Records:
-----
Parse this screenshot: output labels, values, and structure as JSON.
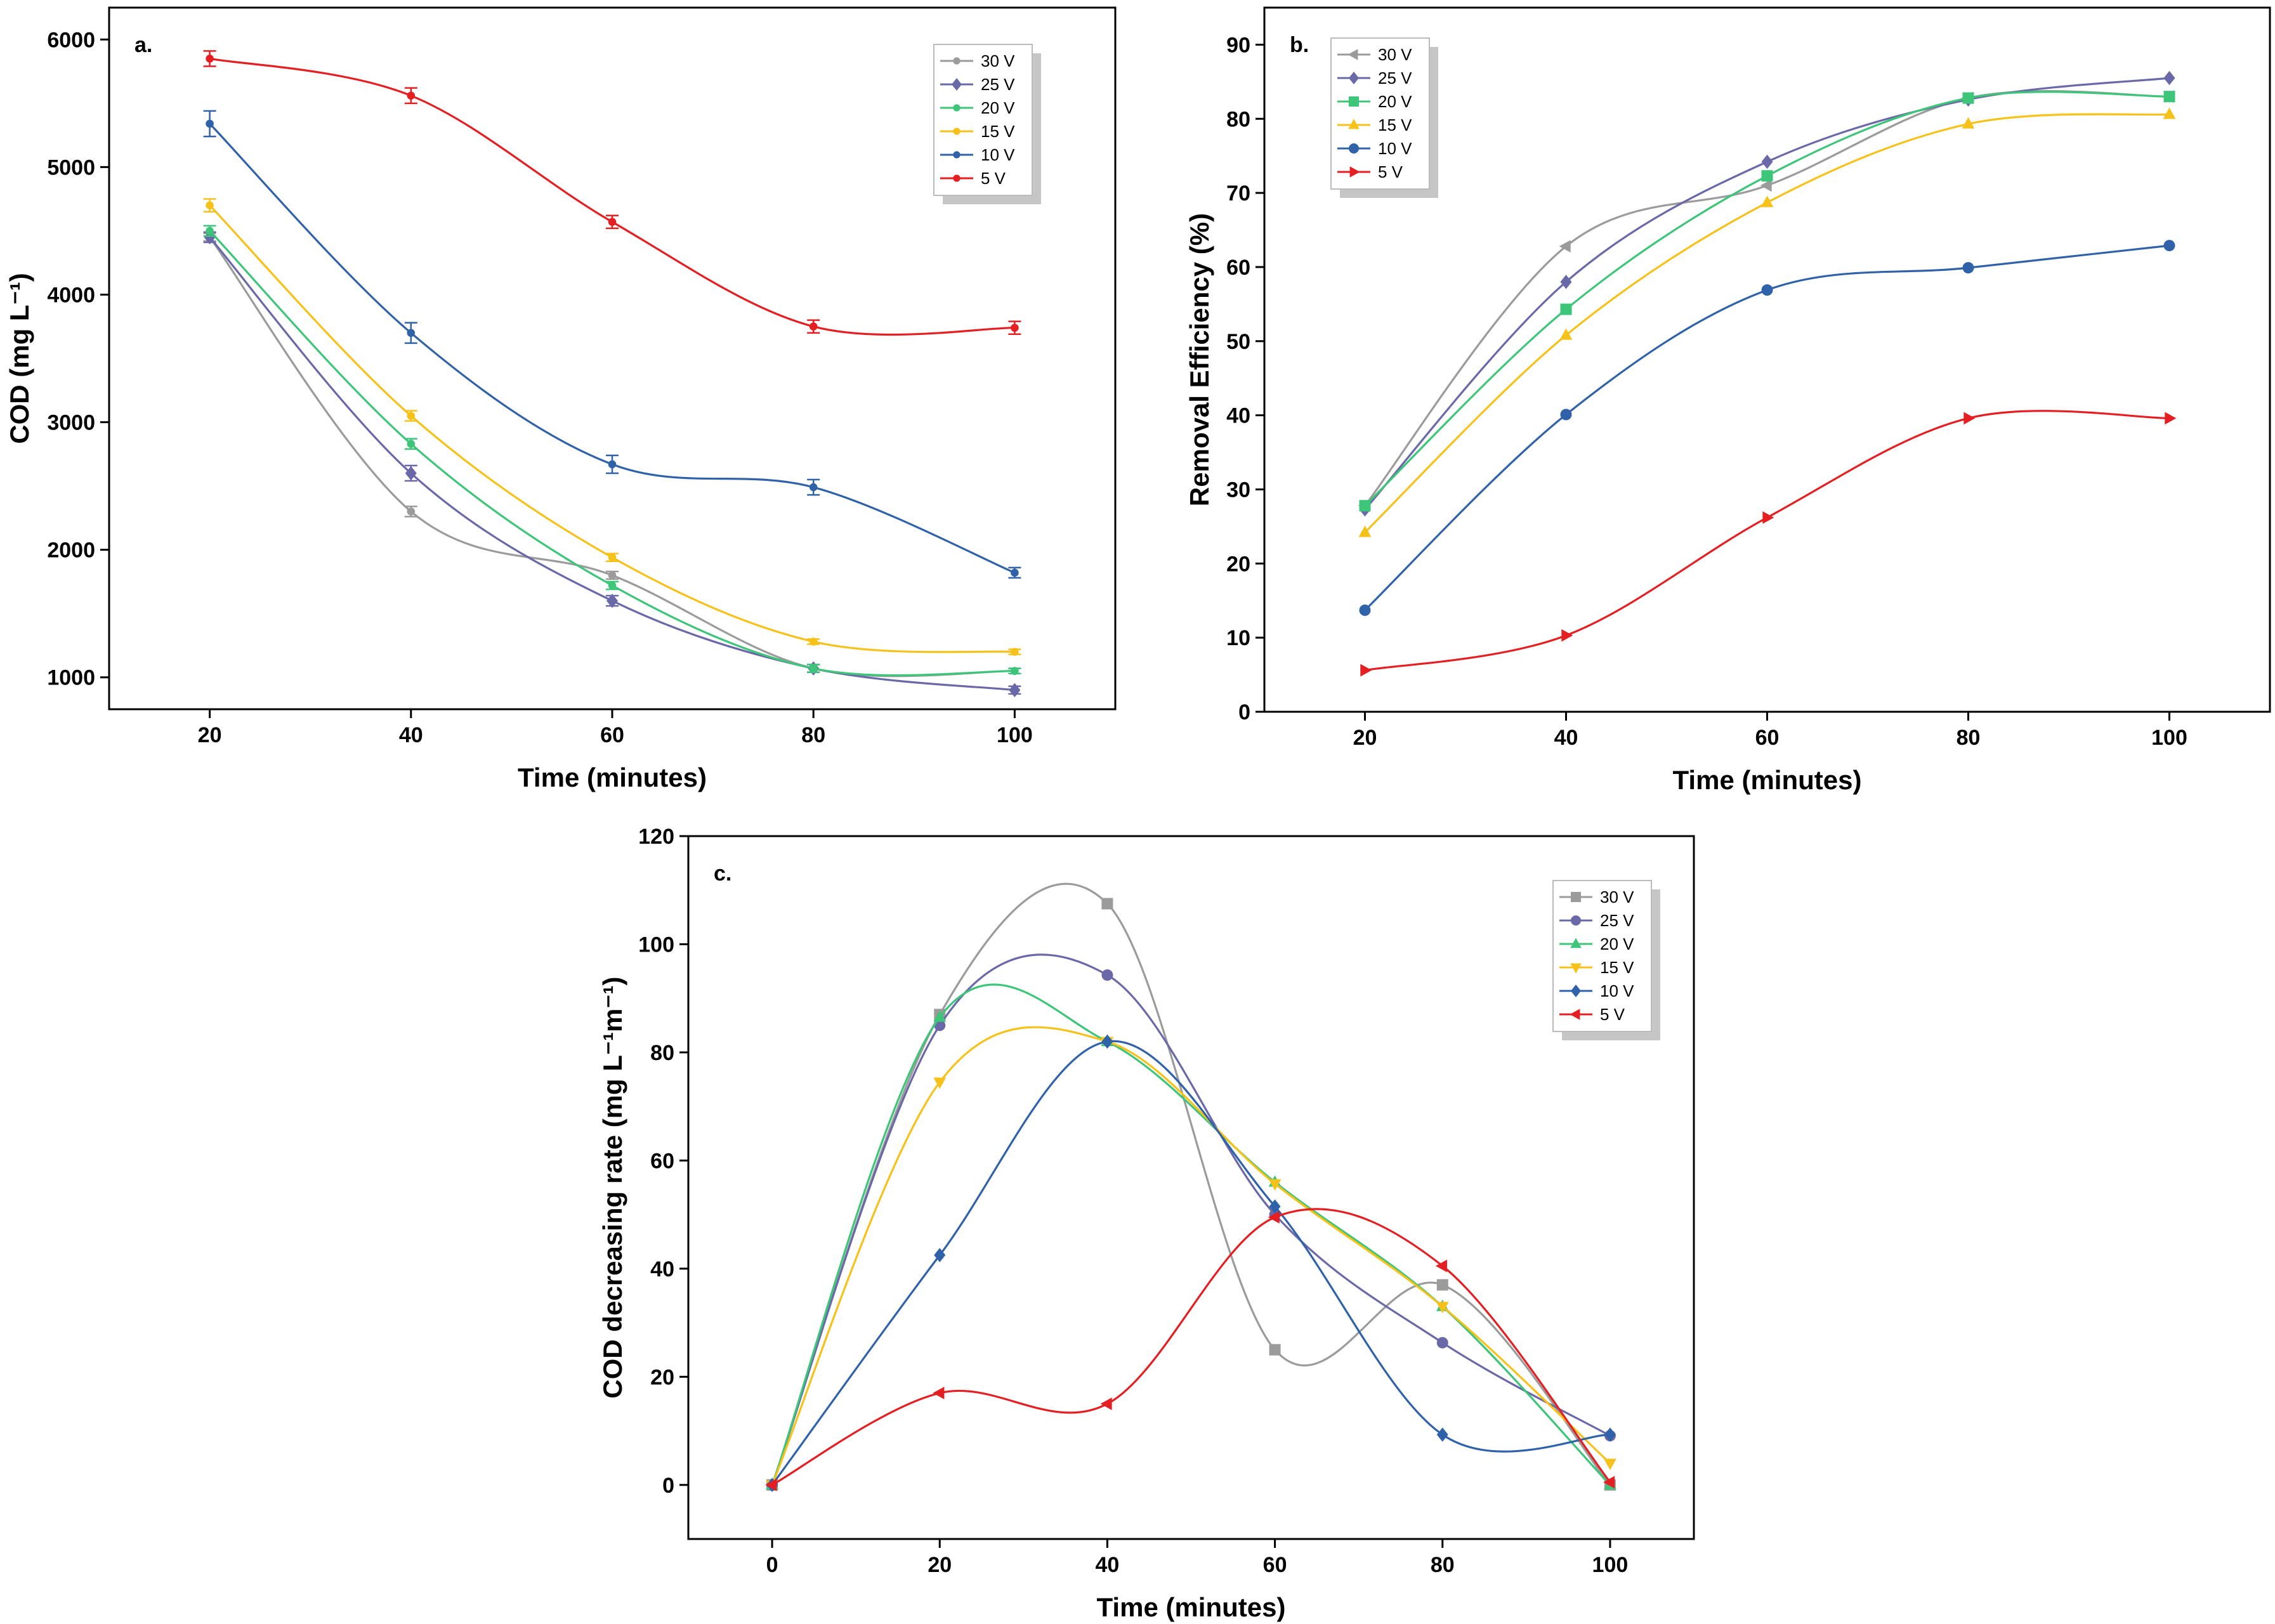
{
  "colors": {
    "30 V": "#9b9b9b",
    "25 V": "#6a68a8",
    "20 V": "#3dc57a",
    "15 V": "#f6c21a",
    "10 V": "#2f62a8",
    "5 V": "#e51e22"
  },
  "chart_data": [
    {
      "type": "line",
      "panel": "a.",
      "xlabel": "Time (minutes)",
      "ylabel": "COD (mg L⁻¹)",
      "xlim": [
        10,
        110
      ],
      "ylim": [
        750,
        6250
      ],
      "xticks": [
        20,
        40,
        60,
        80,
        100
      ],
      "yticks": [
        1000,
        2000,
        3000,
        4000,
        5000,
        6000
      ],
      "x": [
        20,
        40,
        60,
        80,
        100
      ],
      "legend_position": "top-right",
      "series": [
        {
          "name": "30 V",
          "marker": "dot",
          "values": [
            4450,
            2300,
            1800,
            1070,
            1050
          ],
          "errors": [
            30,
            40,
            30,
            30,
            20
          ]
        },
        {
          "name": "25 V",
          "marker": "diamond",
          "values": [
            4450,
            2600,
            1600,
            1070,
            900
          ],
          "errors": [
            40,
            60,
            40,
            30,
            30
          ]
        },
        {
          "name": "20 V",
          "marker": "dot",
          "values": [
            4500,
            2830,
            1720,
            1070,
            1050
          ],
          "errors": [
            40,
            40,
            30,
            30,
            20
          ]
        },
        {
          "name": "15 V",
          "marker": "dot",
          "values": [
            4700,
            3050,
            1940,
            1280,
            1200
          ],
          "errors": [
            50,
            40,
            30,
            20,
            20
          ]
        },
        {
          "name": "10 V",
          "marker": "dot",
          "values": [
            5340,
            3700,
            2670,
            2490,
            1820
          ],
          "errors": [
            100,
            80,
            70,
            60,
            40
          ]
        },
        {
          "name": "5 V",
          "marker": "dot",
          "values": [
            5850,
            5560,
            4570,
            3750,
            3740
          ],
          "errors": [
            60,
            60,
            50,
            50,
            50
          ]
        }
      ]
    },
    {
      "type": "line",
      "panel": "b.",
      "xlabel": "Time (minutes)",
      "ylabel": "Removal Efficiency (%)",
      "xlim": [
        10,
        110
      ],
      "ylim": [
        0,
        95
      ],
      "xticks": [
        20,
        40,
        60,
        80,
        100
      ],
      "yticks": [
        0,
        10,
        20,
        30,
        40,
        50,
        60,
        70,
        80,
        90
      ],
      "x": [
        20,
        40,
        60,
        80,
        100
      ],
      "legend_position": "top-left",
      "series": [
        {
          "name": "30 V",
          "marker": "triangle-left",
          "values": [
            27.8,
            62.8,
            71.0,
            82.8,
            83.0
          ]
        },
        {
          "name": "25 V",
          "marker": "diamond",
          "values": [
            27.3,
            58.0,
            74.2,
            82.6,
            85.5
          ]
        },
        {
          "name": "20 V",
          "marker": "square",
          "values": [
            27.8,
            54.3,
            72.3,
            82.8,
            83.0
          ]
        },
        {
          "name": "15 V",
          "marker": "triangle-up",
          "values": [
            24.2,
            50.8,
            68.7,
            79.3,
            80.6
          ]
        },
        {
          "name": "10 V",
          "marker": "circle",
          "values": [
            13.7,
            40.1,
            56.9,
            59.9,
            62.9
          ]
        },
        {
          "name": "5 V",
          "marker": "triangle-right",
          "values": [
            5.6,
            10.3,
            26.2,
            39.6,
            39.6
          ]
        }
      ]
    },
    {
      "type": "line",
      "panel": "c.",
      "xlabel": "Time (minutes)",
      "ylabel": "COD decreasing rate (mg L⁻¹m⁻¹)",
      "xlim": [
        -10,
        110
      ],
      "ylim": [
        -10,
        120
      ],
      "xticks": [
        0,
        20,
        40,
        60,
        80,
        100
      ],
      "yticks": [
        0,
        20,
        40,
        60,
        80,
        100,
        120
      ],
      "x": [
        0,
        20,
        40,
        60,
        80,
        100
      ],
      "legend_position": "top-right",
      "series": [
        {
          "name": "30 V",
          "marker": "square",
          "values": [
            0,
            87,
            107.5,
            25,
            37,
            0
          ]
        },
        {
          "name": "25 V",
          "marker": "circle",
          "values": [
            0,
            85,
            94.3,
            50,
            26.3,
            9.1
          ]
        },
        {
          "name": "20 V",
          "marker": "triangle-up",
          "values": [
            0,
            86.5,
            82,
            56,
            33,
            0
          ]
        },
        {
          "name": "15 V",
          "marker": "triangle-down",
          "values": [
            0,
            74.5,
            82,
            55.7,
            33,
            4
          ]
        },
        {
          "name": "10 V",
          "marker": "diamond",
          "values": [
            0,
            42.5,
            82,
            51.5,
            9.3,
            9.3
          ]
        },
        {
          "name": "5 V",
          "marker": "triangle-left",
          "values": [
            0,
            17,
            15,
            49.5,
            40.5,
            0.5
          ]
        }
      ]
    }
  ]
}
-----
Give every line above again exactly, with no pictures.

- _Correct result_:
Parse this screenshot: output labels, values, and structure as JSON.
{
  "colors": {
    "30 V": "#9b9b9b",
    "25 V": "#6a68a8",
    "20 V": "#3dc57a",
    "15 V": "#f6c21a",
    "10 V": "#2f62a8",
    "5 V": "#e51e22"
  },
  "chart_data": [
    {
      "type": "line",
      "panel": "a.",
      "xlabel": "Time (minutes)",
      "ylabel": "COD (mg L⁻¹)",
      "xlim": [
        10,
        110
      ],
      "ylim": [
        750,
        6250
      ],
      "xticks": [
        20,
        40,
        60,
        80,
        100
      ],
      "yticks": [
        1000,
        2000,
        3000,
        4000,
        5000,
        6000
      ],
      "x": [
        20,
        40,
        60,
        80,
        100
      ],
      "legend_position": "top-right",
      "series": [
        {
          "name": "30 V",
          "marker": "dot",
          "values": [
            4450,
            2300,
            1800,
            1070,
            1050
          ],
          "errors": [
            30,
            40,
            30,
            30,
            20
          ]
        },
        {
          "name": "25 V",
          "marker": "diamond",
          "values": [
            4450,
            2600,
            1600,
            1070,
            900
          ],
          "errors": [
            40,
            60,
            40,
            30,
            30
          ]
        },
        {
          "name": "20 V",
          "marker": "dot",
          "values": [
            4500,
            2830,
            1720,
            1070,
            1050
          ],
          "errors": [
            40,
            40,
            30,
            30,
            20
          ]
        },
        {
          "name": "15 V",
          "marker": "dot",
          "values": [
            4700,
            3050,
            1940,
            1280,
            1200
          ],
          "errors": [
            50,
            40,
            30,
            20,
            20
          ]
        },
        {
          "name": "10 V",
          "marker": "dot",
          "values": [
            5340,
            3700,
            2670,
            2490,
            1820
          ],
          "errors": [
            100,
            80,
            70,
            60,
            40
          ]
        },
        {
          "name": "5 V",
          "marker": "dot",
          "values": [
            5850,
            5560,
            4570,
            3750,
            3740
          ],
          "errors": [
            60,
            60,
            50,
            50,
            50
          ]
        }
      ]
    },
    {
      "type": "line",
      "panel": "b.",
      "xlabel": "Time (minutes)",
      "ylabel": "Removal Efficiency (%)",
      "xlim": [
        10,
        110
      ],
      "ylim": [
        0,
        95
      ],
      "xticks": [
        20,
        40,
        60,
        80,
        100
      ],
      "yticks": [
        0,
        10,
        20,
        30,
        40,
        50,
        60,
        70,
        80,
        90
      ],
      "x": [
        20,
        40,
        60,
        80,
        100
      ],
      "legend_position": "top-left",
      "series": [
        {
          "name": "30 V",
          "marker": "triangle-left",
          "values": [
            27.8,
            62.8,
            71.0,
            82.8,
            83.0
          ]
        },
        {
          "name": "25 V",
          "marker": "diamond",
          "values": [
            27.3,
            58.0,
            74.2,
            82.6,
            85.5
          ]
        },
        {
          "name": "20 V",
          "marker": "square",
          "values": [
            27.8,
            54.3,
            72.3,
            82.8,
            83.0
          ]
        },
        {
          "name": "15 V",
          "marker": "triangle-up",
          "values": [
            24.2,
            50.8,
            68.7,
            79.3,
            80.6
          ]
        },
        {
          "name": "10 V",
          "marker": "circle",
          "values": [
            13.7,
            40.1,
            56.9,
            59.9,
            62.9
          ]
        },
        {
          "name": "5 V",
          "marker": "triangle-right",
          "values": [
            5.6,
            10.3,
            26.2,
            39.6,
            39.6
          ]
        }
      ]
    },
    {
      "type": "line",
      "panel": "c.",
      "xlabel": "Time (minutes)",
      "ylabel": "COD decreasing rate (mg L⁻¹m⁻¹)",
      "xlim": [
        -10,
        110
      ],
      "ylim": [
        -10,
        120
      ],
      "xticks": [
        0,
        20,
        40,
        60,
        80,
        100
      ],
      "yticks": [
        0,
        20,
        40,
        60,
        80,
        100,
        120
      ],
      "x": [
        0,
        20,
        40,
        60,
        80,
        100
      ],
      "legend_position": "top-right",
      "series": [
        {
          "name": "30 V",
          "marker": "square",
          "values": [
            0,
            87,
            107.5,
            25,
            37,
            0
          ]
        },
        {
          "name": "25 V",
          "marker": "circle",
          "values": [
            0,
            85,
            94.3,
            50,
            26.3,
            9.1
          ]
        },
        {
          "name": "20 V",
          "marker": "triangle-up",
          "values": [
            0,
            86.5,
            82,
            56,
            33,
            0
          ]
        },
        {
          "name": "15 V",
          "marker": "triangle-down",
          "values": [
            0,
            74.5,
            82,
            55.7,
            33,
            4
          ]
        },
        {
          "name": "10 V",
          "marker": "diamond",
          "values": [
            0,
            42.5,
            82,
            51.5,
            9.3,
            9.3
          ]
        },
        {
          "name": "5 V",
          "marker": "triangle-left",
          "values": [
            0,
            17,
            15,
            49.5,
            40.5,
            0.5
          ]
        }
      ]
    }
  ]
}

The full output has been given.